* begin *

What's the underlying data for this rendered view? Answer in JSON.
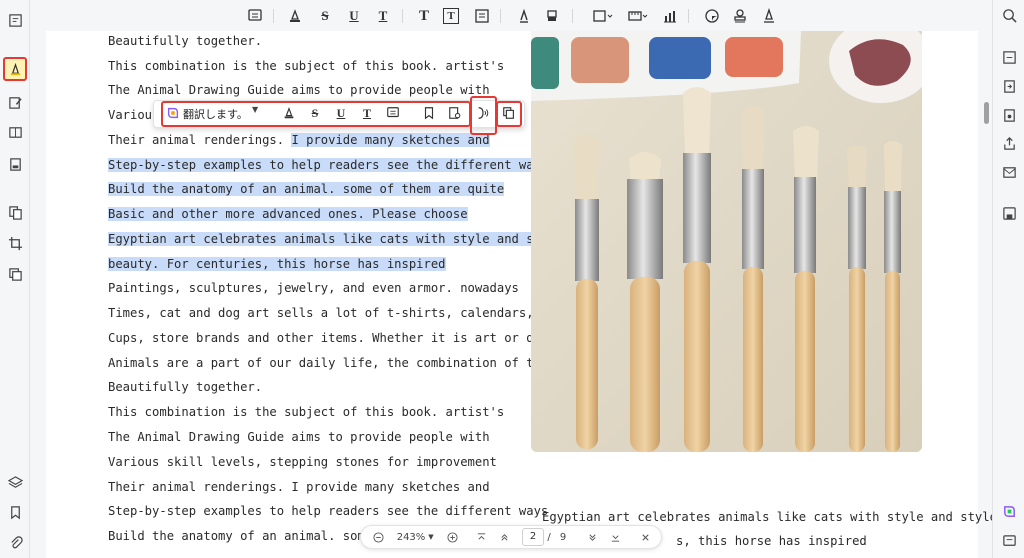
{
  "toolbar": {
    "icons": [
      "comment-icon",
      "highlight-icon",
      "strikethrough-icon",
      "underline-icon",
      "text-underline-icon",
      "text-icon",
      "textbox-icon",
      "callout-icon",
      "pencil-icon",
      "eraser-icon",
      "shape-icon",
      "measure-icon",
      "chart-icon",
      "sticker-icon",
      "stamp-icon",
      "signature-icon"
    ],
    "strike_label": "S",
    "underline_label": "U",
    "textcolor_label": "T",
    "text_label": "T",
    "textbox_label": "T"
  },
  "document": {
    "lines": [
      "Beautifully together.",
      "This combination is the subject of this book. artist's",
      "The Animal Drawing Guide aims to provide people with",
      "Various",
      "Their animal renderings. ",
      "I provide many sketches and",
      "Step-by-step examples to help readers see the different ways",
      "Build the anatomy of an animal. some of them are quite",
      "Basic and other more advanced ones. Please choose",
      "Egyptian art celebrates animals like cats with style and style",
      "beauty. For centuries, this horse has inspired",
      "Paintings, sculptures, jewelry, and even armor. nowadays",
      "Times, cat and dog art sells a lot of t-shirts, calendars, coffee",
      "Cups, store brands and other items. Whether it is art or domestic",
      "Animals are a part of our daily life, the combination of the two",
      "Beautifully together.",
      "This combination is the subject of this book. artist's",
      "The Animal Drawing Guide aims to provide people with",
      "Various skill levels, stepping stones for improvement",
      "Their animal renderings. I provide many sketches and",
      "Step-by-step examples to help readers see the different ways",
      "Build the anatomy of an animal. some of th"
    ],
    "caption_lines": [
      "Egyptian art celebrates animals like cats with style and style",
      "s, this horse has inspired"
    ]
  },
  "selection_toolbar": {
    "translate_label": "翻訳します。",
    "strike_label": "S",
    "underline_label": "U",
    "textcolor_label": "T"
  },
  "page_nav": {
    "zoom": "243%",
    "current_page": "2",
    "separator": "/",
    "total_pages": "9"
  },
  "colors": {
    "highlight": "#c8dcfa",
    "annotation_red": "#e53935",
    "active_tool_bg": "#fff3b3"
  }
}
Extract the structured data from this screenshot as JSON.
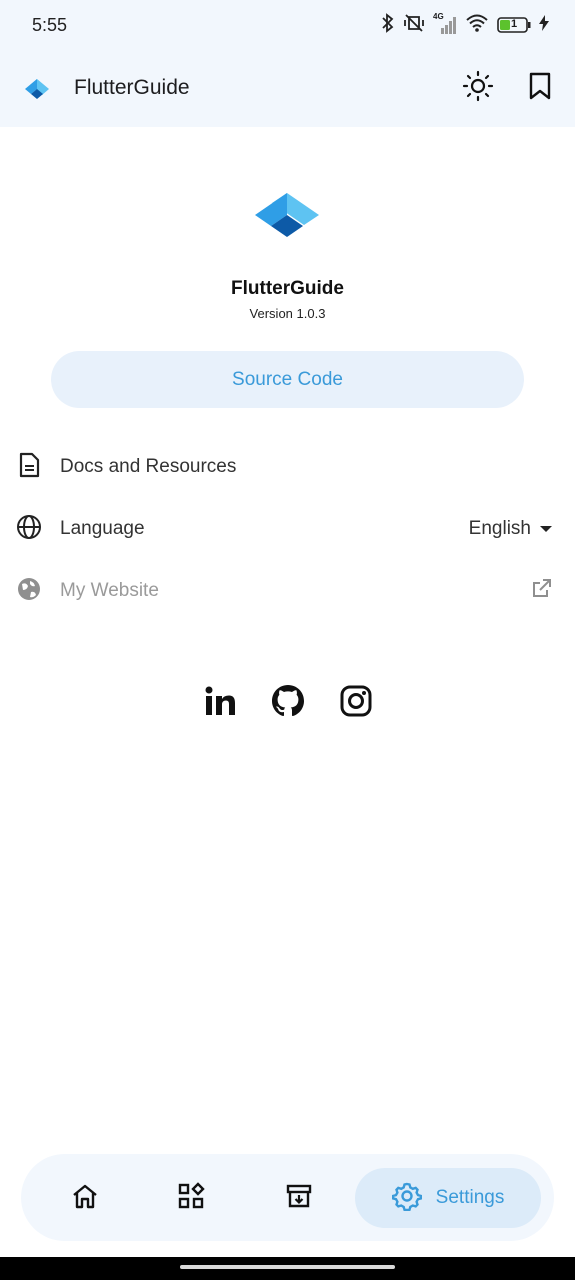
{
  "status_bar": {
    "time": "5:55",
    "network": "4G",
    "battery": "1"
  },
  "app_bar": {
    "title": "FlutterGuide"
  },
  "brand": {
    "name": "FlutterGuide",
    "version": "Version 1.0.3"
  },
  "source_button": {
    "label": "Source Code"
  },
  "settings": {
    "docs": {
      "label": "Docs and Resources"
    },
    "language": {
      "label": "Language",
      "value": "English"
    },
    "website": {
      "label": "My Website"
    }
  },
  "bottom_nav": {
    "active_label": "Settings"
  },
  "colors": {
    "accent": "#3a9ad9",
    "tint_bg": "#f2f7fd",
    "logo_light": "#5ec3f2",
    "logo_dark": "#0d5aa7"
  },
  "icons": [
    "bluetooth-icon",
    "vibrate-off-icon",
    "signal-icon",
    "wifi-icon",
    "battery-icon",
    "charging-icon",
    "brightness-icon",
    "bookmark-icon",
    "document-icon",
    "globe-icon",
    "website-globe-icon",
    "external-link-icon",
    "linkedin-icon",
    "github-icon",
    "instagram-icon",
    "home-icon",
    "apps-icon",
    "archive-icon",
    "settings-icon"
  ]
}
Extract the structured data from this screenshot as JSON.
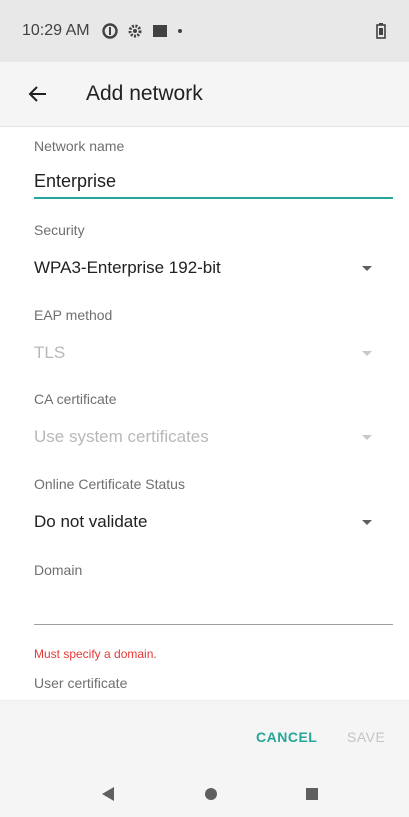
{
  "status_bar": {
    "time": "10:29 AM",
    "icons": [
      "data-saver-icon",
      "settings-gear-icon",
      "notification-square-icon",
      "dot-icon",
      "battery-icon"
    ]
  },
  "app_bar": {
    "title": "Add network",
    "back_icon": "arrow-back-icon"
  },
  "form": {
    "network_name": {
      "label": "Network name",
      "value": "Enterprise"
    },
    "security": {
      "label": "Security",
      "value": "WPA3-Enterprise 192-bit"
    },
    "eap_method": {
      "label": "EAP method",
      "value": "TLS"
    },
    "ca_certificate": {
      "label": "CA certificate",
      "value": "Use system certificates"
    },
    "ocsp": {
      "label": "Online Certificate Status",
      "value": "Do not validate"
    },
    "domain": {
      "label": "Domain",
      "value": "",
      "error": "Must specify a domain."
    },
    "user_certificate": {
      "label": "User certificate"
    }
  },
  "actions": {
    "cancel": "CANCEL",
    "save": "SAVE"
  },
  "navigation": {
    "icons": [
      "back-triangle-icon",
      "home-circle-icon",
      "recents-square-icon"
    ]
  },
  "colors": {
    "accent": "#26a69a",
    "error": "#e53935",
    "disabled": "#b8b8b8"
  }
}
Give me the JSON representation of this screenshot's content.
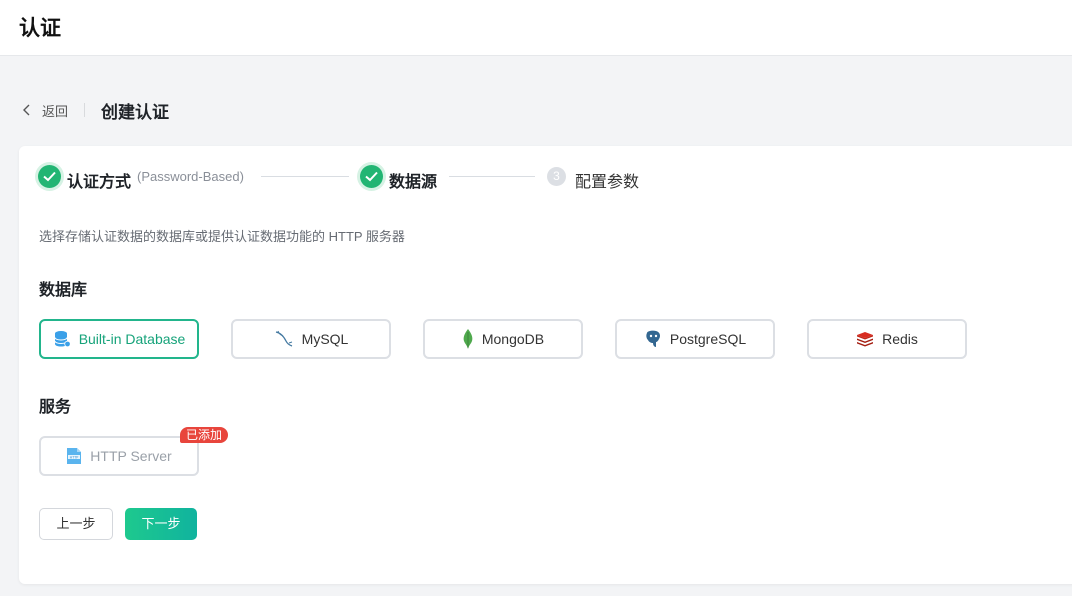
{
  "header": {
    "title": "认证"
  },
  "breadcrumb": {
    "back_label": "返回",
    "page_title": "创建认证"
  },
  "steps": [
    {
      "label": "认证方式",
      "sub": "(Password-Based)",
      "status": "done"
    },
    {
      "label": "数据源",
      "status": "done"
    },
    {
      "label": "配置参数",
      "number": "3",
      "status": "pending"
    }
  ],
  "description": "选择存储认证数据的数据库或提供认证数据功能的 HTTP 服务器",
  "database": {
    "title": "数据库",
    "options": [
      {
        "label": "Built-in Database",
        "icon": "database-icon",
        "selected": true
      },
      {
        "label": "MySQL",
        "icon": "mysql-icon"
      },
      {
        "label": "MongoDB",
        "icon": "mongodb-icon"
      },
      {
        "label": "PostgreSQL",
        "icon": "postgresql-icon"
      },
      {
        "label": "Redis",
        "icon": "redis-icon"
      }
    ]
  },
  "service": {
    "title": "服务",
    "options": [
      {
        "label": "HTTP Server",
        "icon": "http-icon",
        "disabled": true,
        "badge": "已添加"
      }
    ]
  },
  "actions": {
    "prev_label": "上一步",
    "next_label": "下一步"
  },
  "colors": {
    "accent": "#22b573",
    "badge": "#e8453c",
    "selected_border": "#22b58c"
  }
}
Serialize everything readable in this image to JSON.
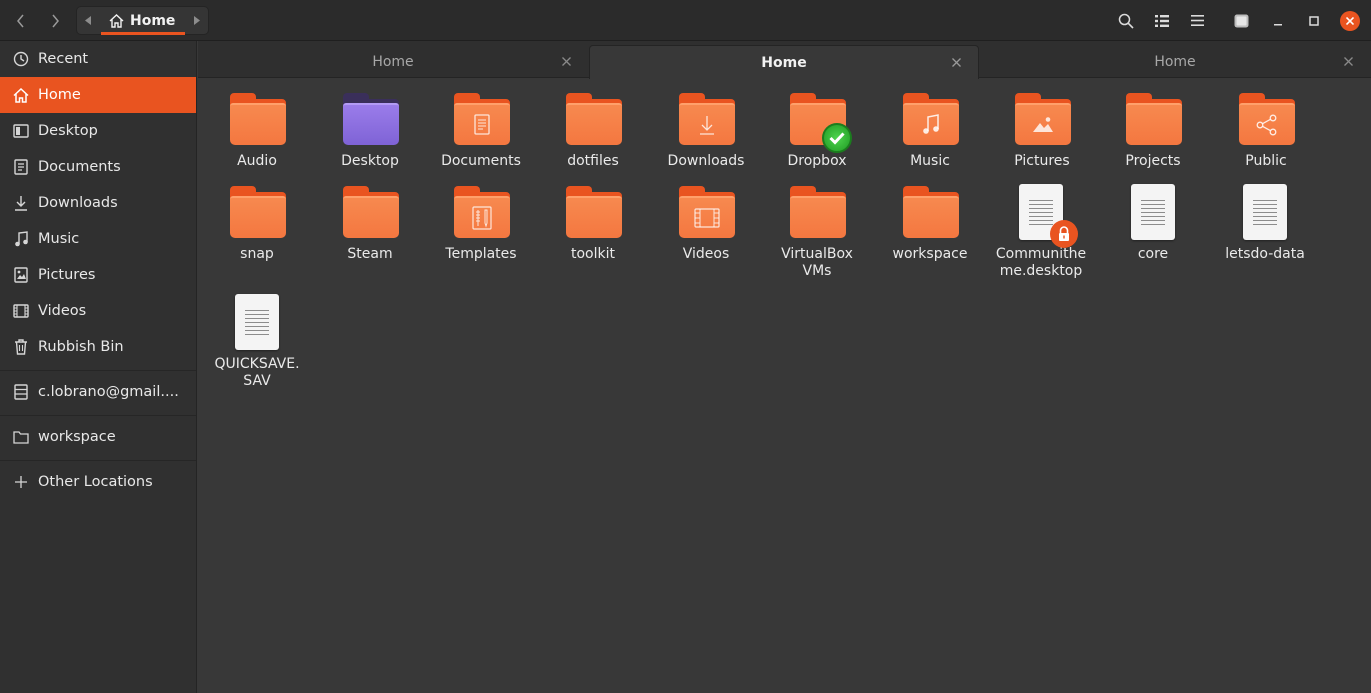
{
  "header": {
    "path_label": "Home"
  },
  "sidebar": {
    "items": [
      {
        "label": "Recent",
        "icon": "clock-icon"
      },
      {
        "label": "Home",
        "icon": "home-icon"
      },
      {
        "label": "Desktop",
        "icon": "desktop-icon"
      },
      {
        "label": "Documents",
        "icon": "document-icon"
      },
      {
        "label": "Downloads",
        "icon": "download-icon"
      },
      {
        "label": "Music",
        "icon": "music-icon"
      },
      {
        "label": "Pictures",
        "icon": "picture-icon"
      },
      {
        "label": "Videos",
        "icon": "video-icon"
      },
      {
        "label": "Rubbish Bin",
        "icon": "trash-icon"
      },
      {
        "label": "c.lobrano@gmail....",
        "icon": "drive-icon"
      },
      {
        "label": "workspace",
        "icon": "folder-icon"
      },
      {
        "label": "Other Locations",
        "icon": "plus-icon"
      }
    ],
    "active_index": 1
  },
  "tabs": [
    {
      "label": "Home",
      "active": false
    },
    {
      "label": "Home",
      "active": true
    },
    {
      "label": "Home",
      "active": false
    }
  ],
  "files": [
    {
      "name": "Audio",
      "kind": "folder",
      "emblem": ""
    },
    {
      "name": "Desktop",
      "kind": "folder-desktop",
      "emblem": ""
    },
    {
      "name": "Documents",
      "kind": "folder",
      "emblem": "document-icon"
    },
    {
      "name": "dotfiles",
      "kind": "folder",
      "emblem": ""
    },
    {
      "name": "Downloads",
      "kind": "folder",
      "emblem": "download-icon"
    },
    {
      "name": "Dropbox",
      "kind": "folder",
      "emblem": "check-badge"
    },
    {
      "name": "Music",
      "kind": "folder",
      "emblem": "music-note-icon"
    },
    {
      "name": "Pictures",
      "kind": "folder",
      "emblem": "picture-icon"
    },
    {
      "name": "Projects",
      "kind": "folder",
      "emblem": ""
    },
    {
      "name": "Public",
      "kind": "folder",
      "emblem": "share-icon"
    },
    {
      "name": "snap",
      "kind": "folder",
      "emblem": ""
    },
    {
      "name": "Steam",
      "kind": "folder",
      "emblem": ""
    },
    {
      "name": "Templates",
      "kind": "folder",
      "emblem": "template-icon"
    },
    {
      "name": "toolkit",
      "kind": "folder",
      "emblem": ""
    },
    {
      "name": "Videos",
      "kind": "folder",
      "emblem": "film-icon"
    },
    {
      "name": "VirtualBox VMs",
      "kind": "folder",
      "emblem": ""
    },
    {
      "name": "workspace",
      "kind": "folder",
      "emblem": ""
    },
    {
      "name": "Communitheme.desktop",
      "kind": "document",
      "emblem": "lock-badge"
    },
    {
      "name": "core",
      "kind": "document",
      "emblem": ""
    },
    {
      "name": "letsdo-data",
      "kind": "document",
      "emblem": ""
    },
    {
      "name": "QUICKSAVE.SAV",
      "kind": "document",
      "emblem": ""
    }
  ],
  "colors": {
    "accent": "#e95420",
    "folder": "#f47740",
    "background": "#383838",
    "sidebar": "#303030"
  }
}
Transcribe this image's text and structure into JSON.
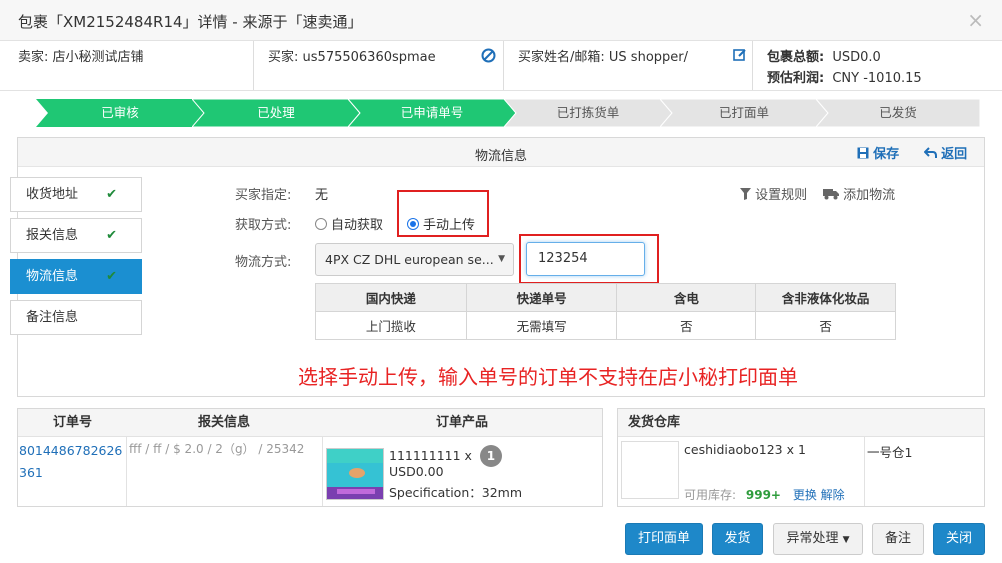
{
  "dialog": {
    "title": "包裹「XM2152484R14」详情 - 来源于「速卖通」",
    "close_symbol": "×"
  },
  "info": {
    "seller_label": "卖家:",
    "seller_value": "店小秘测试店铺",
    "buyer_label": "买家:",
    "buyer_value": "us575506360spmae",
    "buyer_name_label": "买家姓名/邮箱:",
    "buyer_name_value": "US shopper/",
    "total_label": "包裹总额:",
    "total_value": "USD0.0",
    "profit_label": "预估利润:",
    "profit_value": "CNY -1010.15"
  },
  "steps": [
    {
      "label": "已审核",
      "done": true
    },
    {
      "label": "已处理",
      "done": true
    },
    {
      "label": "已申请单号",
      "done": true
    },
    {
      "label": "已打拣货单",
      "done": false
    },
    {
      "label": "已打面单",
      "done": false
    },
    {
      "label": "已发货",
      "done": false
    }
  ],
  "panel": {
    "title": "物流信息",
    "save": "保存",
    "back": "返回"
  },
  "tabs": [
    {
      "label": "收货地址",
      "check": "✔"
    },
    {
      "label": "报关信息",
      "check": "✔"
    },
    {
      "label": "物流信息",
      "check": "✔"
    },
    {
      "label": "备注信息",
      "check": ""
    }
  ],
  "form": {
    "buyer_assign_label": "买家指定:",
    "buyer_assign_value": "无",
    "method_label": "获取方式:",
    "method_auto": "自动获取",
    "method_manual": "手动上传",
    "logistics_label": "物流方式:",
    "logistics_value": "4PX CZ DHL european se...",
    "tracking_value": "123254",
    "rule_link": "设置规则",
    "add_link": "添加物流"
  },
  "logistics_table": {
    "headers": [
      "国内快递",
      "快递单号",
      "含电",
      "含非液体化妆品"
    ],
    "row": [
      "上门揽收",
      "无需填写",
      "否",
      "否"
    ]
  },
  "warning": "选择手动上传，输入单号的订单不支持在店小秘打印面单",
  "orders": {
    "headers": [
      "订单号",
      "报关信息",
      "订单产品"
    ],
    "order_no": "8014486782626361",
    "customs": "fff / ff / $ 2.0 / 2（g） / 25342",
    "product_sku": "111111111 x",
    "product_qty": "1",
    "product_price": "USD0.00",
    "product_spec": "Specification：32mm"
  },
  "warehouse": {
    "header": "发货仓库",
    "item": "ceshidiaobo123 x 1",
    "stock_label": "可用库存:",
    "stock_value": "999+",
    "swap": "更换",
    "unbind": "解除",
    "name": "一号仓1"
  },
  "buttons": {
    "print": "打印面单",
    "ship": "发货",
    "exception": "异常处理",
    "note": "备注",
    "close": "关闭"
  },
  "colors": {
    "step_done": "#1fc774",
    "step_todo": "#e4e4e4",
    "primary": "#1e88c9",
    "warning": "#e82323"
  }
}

* end *

Copy all lines in the listing above where the string "FlutterGuide" appears.

    "title": "FlutterGuide"
    "name": "FlutterGuide",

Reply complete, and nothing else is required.